EXTRACTED MATERIAL:
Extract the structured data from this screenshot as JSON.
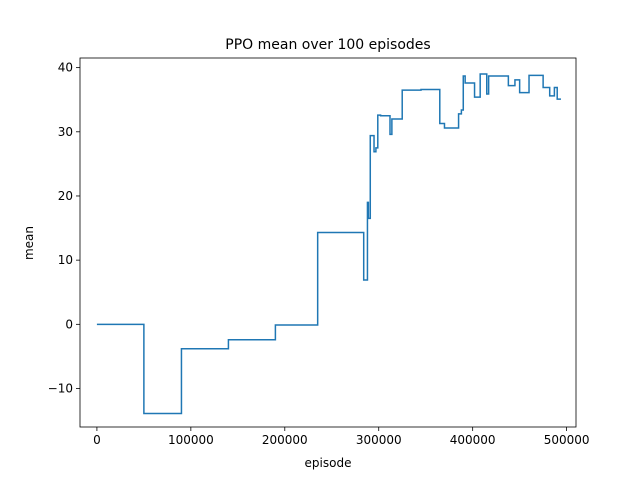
{
  "chart_data": {
    "type": "line",
    "title": "PPO mean over 100 episodes",
    "xlabel": "episode",
    "ylabel": "mean",
    "xlim": [
      -18000,
      510000
    ],
    "ylim": [
      -16,
      41.5
    ],
    "xticks": [
      0,
      100000,
      200000,
      300000,
      400000,
      500000
    ],
    "xtick_labels": [
      "0",
      "100000",
      "200000",
      "300000",
      "400000",
      "500000"
    ],
    "yticks": [
      -10,
      0,
      10,
      20,
      30,
      40
    ],
    "ytick_labels": [
      "−10",
      "0",
      "10",
      "20",
      "30",
      "40"
    ],
    "grid": false,
    "legend": "none",
    "series": [
      {
        "color": "#1f77b4",
        "step": true,
        "x": [
          0,
          50000,
          90000,
          140000,
          190000,
          235000,
          284000,
          288000,
          289000,
          291000,
          295000,
          297000,
          299000,
          302000,
          312000,
          314000,
          316000,
          325000,
          345000,
          365000,
          370000,
          385000,
          388000,
          390000,
          392000,
          393000,
          402000,
          408000,
          415000,
          417000,
          430000,
          438000,
          445000,
          450000,
          460000,
          465000,
          475000,
          482000,
          487000,
          490000,
          494000
        ],
        "y": [
          0,
          -13.9,
          -3.8,
          -2.4,
          -0.1,
          14.3,
          6.9,
          19,
          16.5,
          29.4,
          26.9,
          27.5,
          32.6,
          32.5,
          29.6,
          32,
          32,
          36.5,
          36.6,
          31.3,
          30.6,
          32.8,
          33.4,
          38.7,
          37.6,
          37.6,
          35.4,
          39,
          35.9,
          38.7,
          38.7,
          37.2,
          38.1,
          36.1,
          38.8,
          38.8,
          36.9,
          35.6,
          36.9,
          35.1,
          35.1
        ]
      }
    ]
  }
}
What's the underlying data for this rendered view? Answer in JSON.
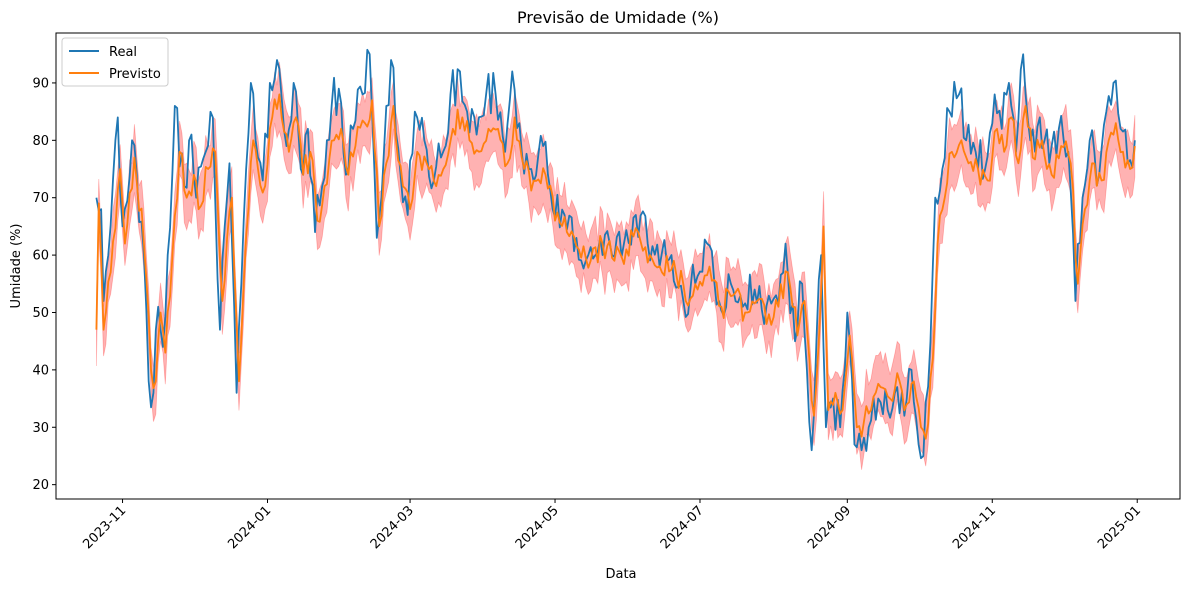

INSTRUCTIONS TO FOLLOW: Extract each line holding the string "this".

TASK ANSWER:
Extract the structured data from this screenshot as JSON.
What's the underlying data for this rendered view? Answer in JSON.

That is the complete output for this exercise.